▸ **Short task 1**
Reproduce, word for word and in full, the passage on the exceptions to public access to Community documents.

**** Provided text

104. As a number of witnesses pointed out, the list of protected interests (or exceptions) is long and apparently more extensive than under the present Code of Practice operating in the Council and Commission. The Commission claimed that the wording of the exceptions had been spelled out more clearly. But, according to Amos and Baxter, "This assertion is questionable" (p 133). Mr Popham, for the World Wide Fund for Nature (WWF), said: "That is a euphemism for "any discretion has been removed and the exceptions have been made as comprehensive as possible" (Q 112). Professor Curtin said: "the only thing that the Commission has done is to put a lot more under the heading "public interest" than it previously did and to add a few categories that have come up in the context of certain court proceedings before the Court" (Q 21). The Bar European Group (BEG) said: "The problem with the long enumeration of specific categories of excluded areas is that it weakens the powers of the Community courts to oversee the Regulation and in particular the Community institutions' exercise of discretionary powers thereunder to exclude or restrict access to Community documents. This is an unwelcome development which should be fought against" (p 51).

********
**** Records for the exercise

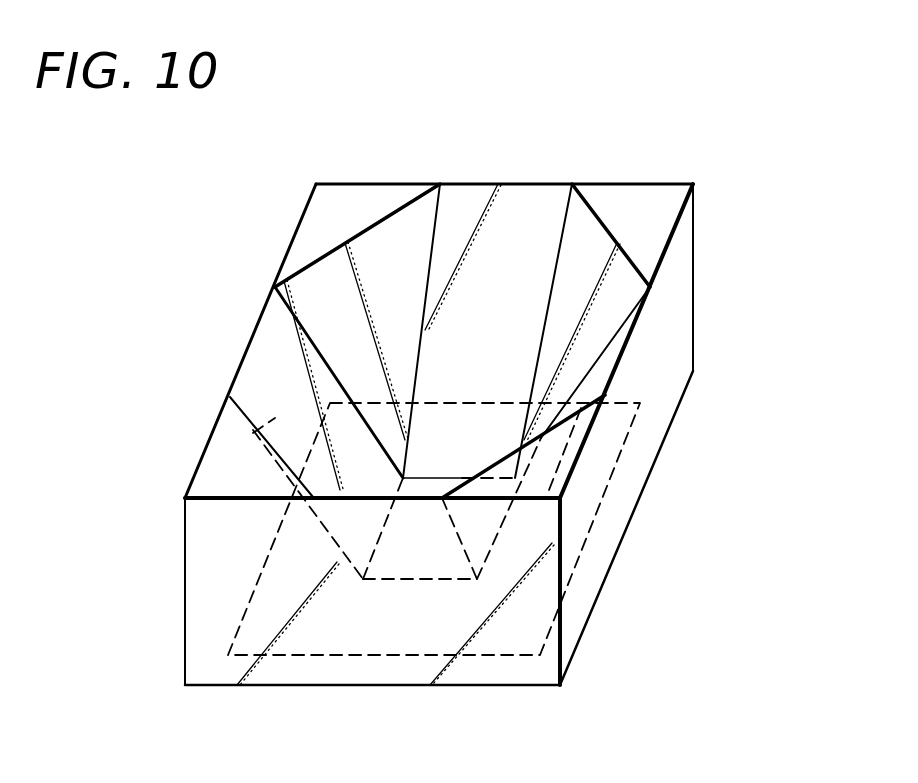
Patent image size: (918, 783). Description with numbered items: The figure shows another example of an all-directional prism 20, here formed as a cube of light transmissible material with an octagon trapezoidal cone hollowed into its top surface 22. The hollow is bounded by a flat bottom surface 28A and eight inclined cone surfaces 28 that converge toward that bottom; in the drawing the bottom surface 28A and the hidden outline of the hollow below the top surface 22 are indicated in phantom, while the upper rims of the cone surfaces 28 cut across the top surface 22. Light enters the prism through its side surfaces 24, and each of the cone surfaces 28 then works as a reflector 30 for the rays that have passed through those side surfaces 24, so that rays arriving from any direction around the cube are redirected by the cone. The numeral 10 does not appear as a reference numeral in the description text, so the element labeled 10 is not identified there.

The molded article (phantom) 10 is at (519, 665).
The all-directional prism 20 is at (704, 287).
The top surface 22 is at (328, 222).
The side surfaces 24 is at (622, 489).
The cone surfaces 28 is at (527, 202).
The bottom surface 28A is at (407, 570).
The reflector 30 is at (250, 432).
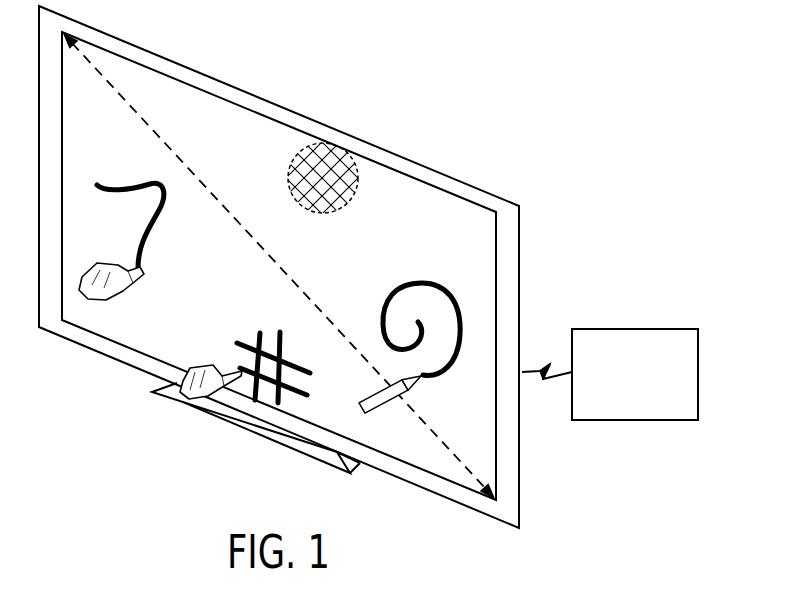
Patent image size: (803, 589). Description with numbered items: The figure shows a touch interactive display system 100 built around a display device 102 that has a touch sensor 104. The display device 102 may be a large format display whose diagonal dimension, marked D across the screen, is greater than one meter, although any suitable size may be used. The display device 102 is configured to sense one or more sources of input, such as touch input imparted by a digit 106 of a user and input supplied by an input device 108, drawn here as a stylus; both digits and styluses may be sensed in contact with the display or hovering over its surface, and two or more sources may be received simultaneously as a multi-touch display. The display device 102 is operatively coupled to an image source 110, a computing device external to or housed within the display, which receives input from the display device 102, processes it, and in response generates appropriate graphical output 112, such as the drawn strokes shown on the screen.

The touch interactive display system 100 is at (279, 267).
The display device 102 is at (168, 60).
The touch sensor 104 is at (352, 161).
The digit 106 is at (143, 275).
The input device 108 is at (362, 412).
The image source 110 is at (619, 414).
The graphical output 112 is at (135, 185).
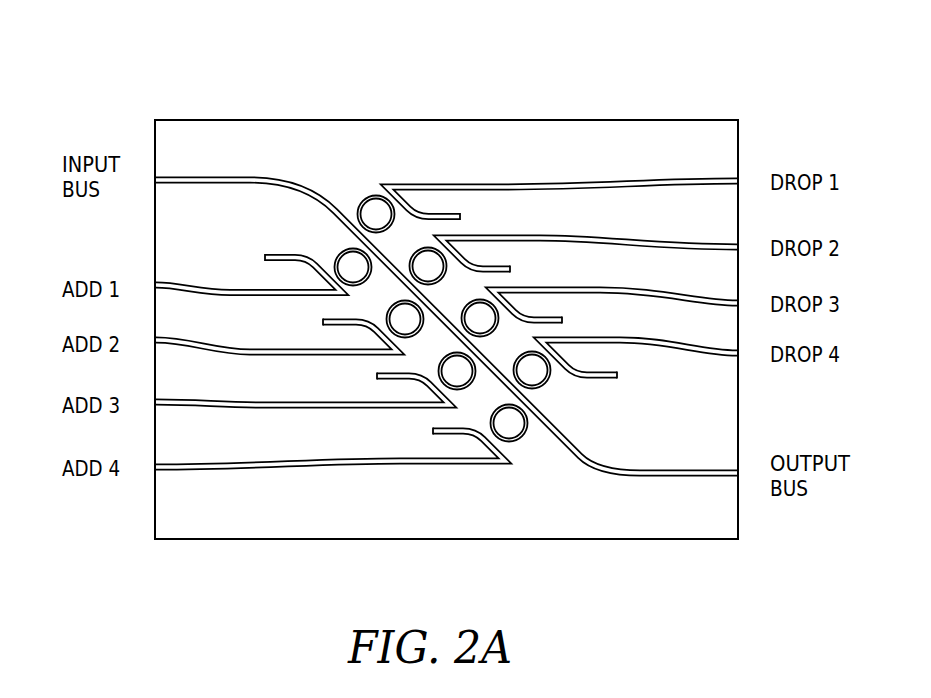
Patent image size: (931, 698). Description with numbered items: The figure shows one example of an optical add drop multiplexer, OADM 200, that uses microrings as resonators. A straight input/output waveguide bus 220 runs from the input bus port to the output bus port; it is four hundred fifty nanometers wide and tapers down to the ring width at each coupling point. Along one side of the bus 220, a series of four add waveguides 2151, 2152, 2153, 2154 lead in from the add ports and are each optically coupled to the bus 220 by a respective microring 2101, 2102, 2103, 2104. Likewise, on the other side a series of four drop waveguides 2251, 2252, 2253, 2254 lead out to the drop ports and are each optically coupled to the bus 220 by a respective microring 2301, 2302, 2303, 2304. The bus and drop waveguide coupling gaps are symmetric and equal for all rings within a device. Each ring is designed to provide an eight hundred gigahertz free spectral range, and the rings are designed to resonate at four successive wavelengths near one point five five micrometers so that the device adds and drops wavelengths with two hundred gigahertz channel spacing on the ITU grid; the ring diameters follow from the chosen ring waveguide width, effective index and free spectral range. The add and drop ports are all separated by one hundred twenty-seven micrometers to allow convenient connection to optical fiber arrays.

The optical add drop multiplexer (OADM) 200 is at (716, 62).
The input/output waveguide bus 220 is at (235, 176).
The add waveguide 2151 is at (207, 289).
The add waveguide 2152 is at (220, 347).
The add waveguide 2153 is at (240, 401).
The add waveguide 2154 is at (247, 461).
The drop waveguide 2251 is at (637, 181).
The drop waveguide 2252 is at (618, 237).
The drop waveguide 2253 is at (690, 299).
The drop waveguide 2254 is at (588, 379).
The microring 2101 is at (343, 252).
The microring 2102 is at (412, 338).
The microring 2103 is at (458, 391).
The microring 2104 is at (522, 437).
The microring 2301 is at (368, 195).
The microring 2302 is at (428, 247).
The microring 2303 is at (477, 299).
The microring 2304 is at (532, 351).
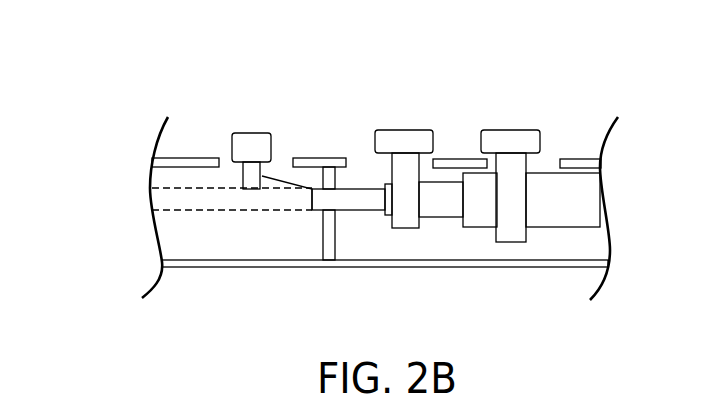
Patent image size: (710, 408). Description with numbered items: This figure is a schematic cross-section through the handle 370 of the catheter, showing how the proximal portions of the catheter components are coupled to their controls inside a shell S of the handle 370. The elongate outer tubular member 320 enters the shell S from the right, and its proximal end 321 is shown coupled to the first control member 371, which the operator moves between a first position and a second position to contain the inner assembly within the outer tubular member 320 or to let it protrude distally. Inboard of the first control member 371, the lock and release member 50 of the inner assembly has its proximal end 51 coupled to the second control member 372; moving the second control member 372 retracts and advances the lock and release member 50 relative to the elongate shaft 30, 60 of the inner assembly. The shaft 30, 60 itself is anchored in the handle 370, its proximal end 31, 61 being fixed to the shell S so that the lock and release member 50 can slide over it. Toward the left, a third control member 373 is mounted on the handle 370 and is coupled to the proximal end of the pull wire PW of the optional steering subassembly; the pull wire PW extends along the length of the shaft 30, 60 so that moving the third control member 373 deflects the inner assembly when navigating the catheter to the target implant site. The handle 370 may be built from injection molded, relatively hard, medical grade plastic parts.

The handle 370 is at (238, 55).
The third control member 373 is at (245, 140).
The pull wire PW is at (277, 177).
The shell S is at (173, 165).
The proximal end 31 is at (304, 255).
The proximal end 61 is at (322, 202).
The elongate shaft 30 is at (380, 241).
The elongate shaft 60 is at (347, 217).
The second control member 372 is at (397, 140).
The proximal end 51 is at (449, 209).
The lock and release member 50 is at (448, 231).
The first control member 371 is at (500, 140).
The proximal end 321 is at (562, 209).
The elongate outer tubular member 320 is at (579, 229).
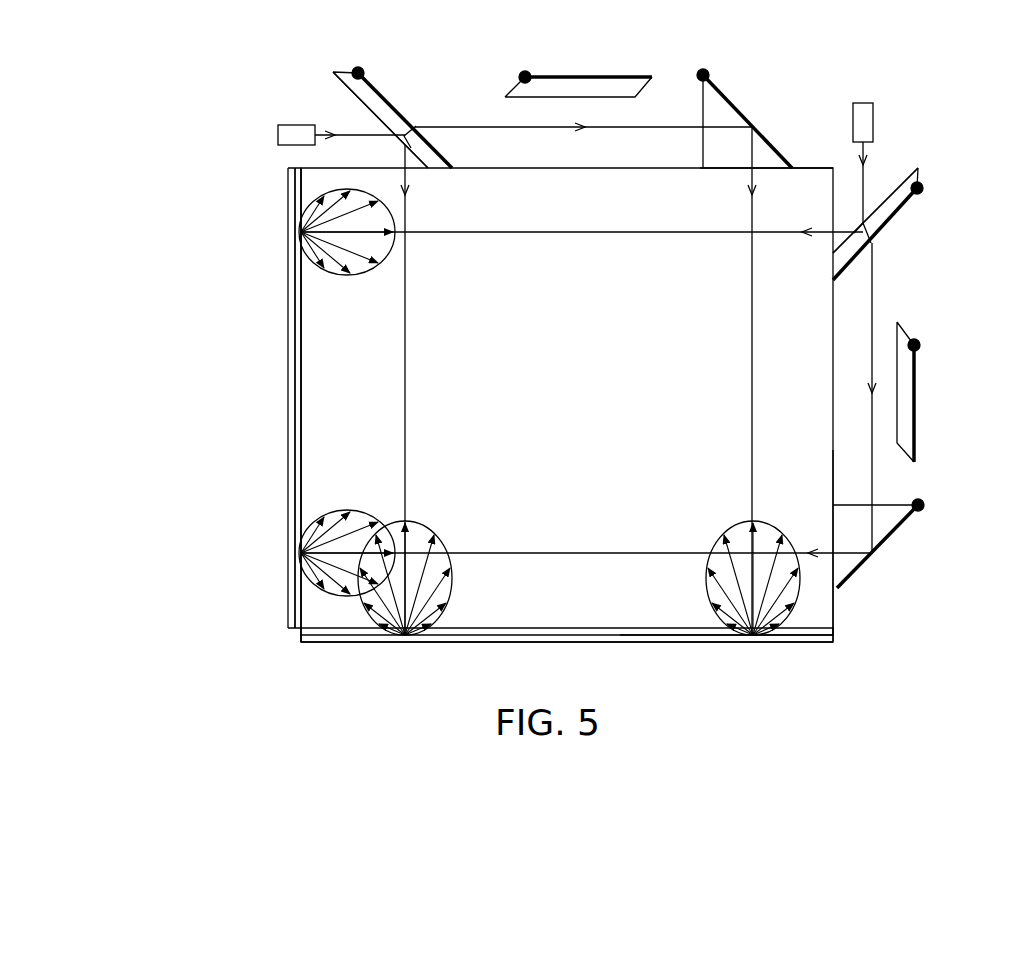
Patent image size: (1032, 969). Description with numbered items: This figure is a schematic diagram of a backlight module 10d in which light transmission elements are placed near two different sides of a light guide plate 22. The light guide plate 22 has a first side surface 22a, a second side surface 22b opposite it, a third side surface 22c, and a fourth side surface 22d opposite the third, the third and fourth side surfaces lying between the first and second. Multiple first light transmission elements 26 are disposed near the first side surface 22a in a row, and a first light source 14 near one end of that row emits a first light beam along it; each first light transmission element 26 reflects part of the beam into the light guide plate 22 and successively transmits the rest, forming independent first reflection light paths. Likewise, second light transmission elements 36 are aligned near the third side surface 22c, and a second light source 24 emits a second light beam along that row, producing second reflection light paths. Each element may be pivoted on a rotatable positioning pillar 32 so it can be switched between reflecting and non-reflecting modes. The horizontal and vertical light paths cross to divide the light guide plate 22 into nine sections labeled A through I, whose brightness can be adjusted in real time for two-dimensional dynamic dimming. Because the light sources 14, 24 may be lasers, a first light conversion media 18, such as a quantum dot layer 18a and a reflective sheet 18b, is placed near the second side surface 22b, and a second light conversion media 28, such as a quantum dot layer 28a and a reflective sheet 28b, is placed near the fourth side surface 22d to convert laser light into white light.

The backlight module 10d is at (148, 109).
The first light source 14 is at (302, 125).
The second light source 24 is at (873, 122).
The first light conversion media 18 is at (620, 620).
The quantum dot layer 18a is at (833, 632).
The reflective sheet 18b is at (833, 642).
The light guide plate 22 is at (315, 322).
The first side surface 22a is at (805, 168).
The second side surface 22b is at (667, 633).
The third side surface 22c is at (837, 602).
The fourth side surface 22d is at (302, 348).
The first light transmission element 26 is at (383, 110).
The second light conversion media 28 is at (231, 432).
The quantum dot layer 28a is at (295, 630).
The reflective sheet 28b is at (288, 604).
The rotatable positioning pillar 32 is at (365, 70).
The second light transmission element 36 is at (883, 216).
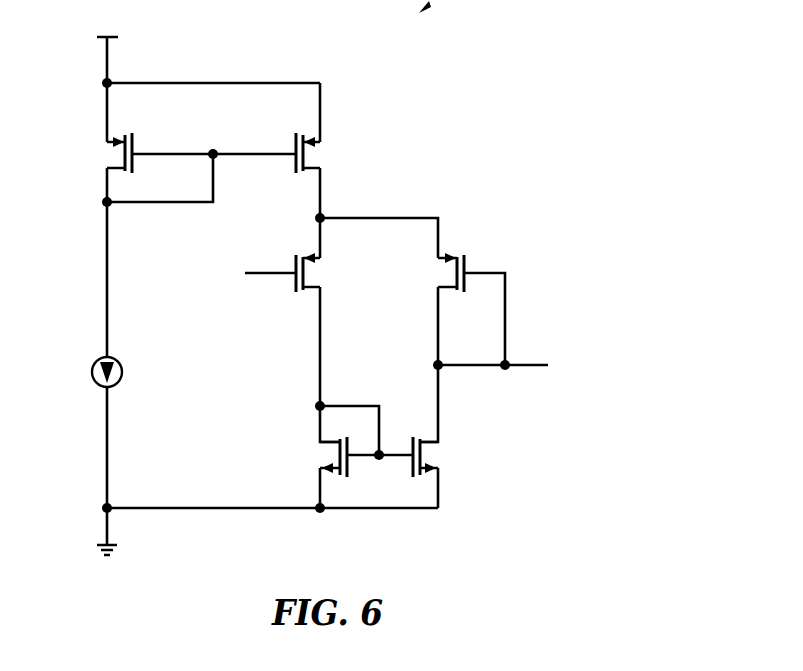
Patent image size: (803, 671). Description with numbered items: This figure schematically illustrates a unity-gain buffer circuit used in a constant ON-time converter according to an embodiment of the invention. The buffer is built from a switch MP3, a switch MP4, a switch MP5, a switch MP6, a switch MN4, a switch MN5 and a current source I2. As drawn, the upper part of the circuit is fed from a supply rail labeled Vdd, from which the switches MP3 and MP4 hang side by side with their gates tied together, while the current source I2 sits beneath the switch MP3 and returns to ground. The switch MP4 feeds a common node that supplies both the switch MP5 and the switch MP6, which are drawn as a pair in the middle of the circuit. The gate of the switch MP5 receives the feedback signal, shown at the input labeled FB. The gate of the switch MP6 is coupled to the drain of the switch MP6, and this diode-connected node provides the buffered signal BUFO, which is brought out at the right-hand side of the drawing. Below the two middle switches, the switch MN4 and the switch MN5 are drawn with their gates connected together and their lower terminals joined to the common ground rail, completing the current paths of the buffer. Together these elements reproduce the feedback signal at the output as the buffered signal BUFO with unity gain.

The supply voltage node Vdd is at (203, 49).
The switch MP3 is at (88, 145).
The switch MP4 is at (238, 153).
The switch MP5 is at (367, 330).
The switch MP6 is at (448, 347).
The feedback input node FB is at (250, 273).
The buffered signal BUFO is at (524, 365).
The switch MN4 is at (337, 457).
The switch MN5 is at (454, 472).
The current source I2 is at (122, 355).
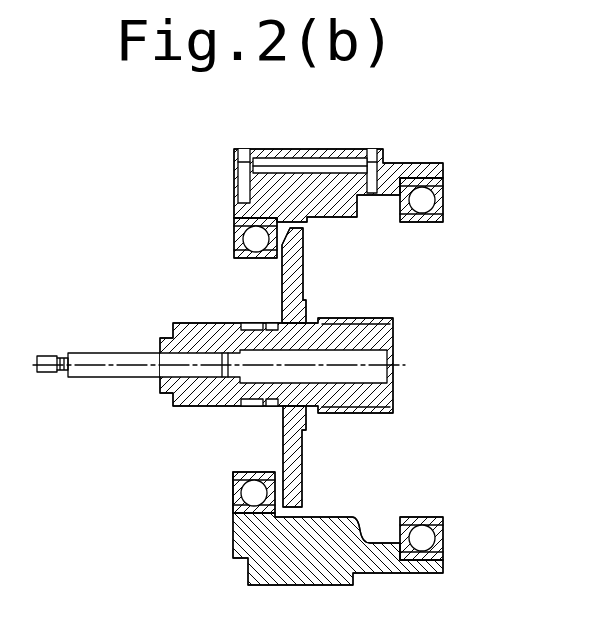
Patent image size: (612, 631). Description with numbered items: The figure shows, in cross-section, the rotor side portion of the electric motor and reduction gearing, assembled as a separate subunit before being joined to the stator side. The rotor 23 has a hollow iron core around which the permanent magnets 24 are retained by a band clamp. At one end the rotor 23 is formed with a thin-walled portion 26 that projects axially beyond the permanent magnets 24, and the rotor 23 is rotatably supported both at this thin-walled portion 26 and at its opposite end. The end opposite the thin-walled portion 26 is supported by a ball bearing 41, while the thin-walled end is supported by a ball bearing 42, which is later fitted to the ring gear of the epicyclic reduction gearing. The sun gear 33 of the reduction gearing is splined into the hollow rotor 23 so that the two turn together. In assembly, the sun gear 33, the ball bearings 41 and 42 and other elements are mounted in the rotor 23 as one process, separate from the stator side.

The rotor 23 is at (317, 178).
The permanent magnets 24 is at (233, 548).
The thin-walled portion 26 is at (416, 162).
The sun gear 33 is at (208, 324).
The ball bearing 41 is at (233, 236).
The ball bearing 42 is at (428, 200).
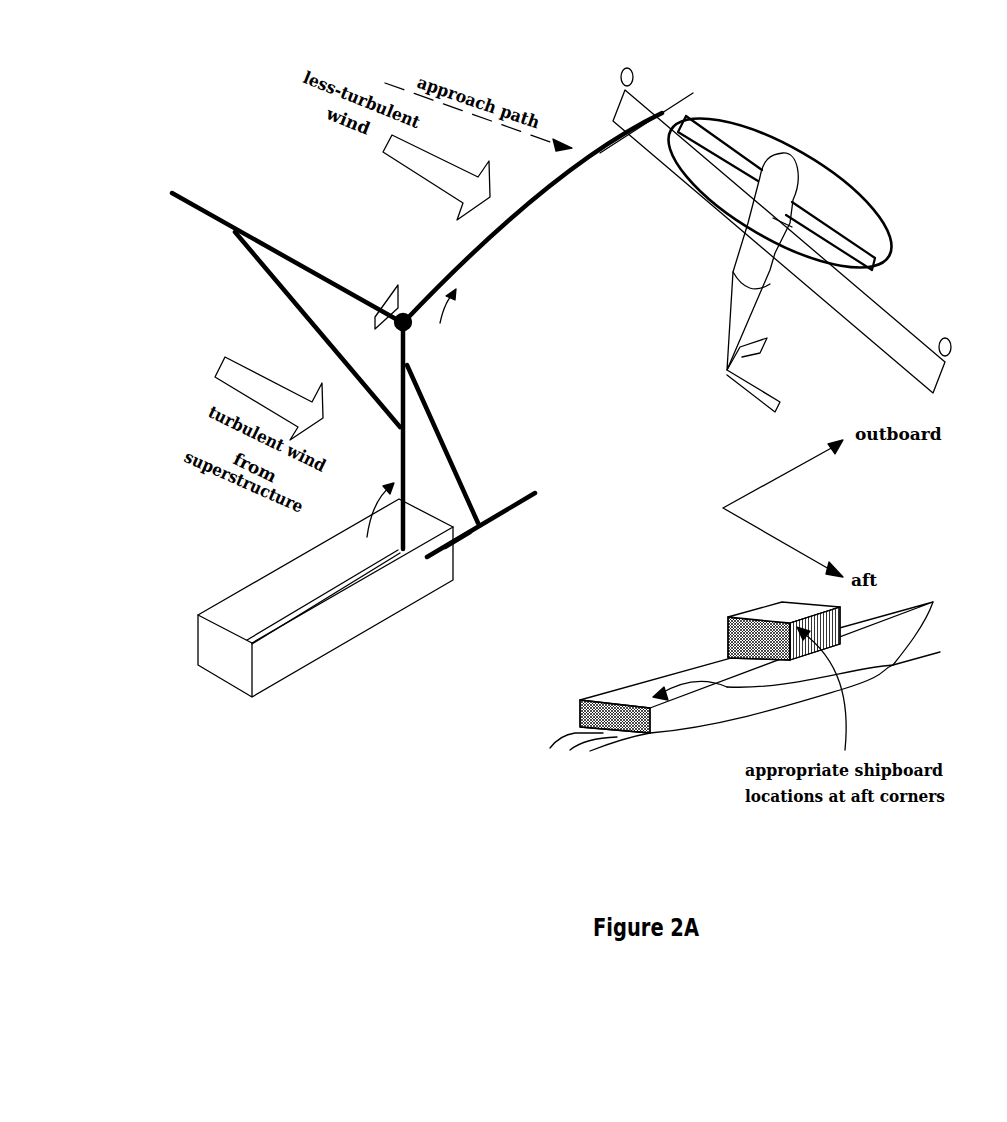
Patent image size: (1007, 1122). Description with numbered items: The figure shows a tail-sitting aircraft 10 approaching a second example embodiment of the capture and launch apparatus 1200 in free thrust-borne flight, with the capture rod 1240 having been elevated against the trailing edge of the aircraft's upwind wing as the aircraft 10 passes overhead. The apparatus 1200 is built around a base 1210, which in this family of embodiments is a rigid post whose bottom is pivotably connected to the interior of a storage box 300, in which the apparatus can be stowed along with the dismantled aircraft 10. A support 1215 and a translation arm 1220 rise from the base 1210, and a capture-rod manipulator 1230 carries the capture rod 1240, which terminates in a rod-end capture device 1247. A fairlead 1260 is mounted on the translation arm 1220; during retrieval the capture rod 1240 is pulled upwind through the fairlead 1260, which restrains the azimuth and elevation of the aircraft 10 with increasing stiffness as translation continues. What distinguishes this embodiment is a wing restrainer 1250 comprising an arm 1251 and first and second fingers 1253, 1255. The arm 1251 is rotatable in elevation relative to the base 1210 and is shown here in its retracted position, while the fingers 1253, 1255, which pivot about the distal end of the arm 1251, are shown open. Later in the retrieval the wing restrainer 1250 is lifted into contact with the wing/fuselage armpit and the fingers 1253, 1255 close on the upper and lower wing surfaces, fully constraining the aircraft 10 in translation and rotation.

********

▸ **Short task 2**
Turn the stretch of rows from the first row through the row containing "The reflector 30 is at (250, 432)." into a numbered list, both ends included and blank lines omitted. Do not include the pictures.

▸ **Worked answer 1**
104. As a number of witnesses pointed out, the list of protected interests (or exceptions) is long and apparently more extensive than under the present Code of Practice operating in the Council and Commission. The Commission claimed that the wording of the exceptions had been spelled out more clearly. But, according to Amos and Baxter, "This assertion is questionable" (p 133). Mr Popham, for the World Wide Fund for Nature (WWF), said: "That is a euphemism for "any discretion has been removed and the exceptions have been made as comprehensive as possible" (Q 112). Professor Curtin said: "the only thing that the Commission has done is to put a lot more under the heading "public interest" than it previously did and to add a few categories that have come up in the context of certain court proceedings before the Court" (Q 21). The Bar European Group (BEG) said: "The problem with the long enumeration of specific categories of excluded areas is that it weakens the powers of the Community courts to oversee the Regulation and in particular the Community institutions' exercise of discretionary powers thereunder to exclude or restrict access to Community documents. This is an unwelcome development which should be fought against" (p 51).

▸ **Worked answer 2**
1. Patent image size: (918, 783). Description with numbered items: The figure shows another example of an all-directional prism 20, here formed as a cube of light transmissible material with an octagon trapezoidal cone hollowed into its top surface 22. The hollow is bounded by a flat bottom surface 28A and eight inclined cone surfaces 28 that converge toward that bottom; in the drawing the bottom surface 28A and the hidden outline of the hollow below the top surface 22 are indicated in phantom, while the upper rims of the cone surfaces 28 cut across the top surface 22. Light enters the prism through its side surfaces 24, and each of the cone surfaces 28 then works as a reflector 30 for the rays that have passed through those side surfaces 24, so that rays arriving from any direction around the cube are redirected by the cone. The numeral 10 does not appear as a reference numeral in the description text, so the element labeled 10 is not identified there.
2. The molded article (phantom) 10 is at (519, 665).
3. The all-directional prism 20 is at (704, 287).
4. The top surface 22 is at (328, 222).
5. The side surfaces 24 is at (622, 489).
6. The cone surfaces 28 is at (527, 202).
7. The bottom surface 28A is at (407, 570).
8. The reflector 30 is at (250, 432).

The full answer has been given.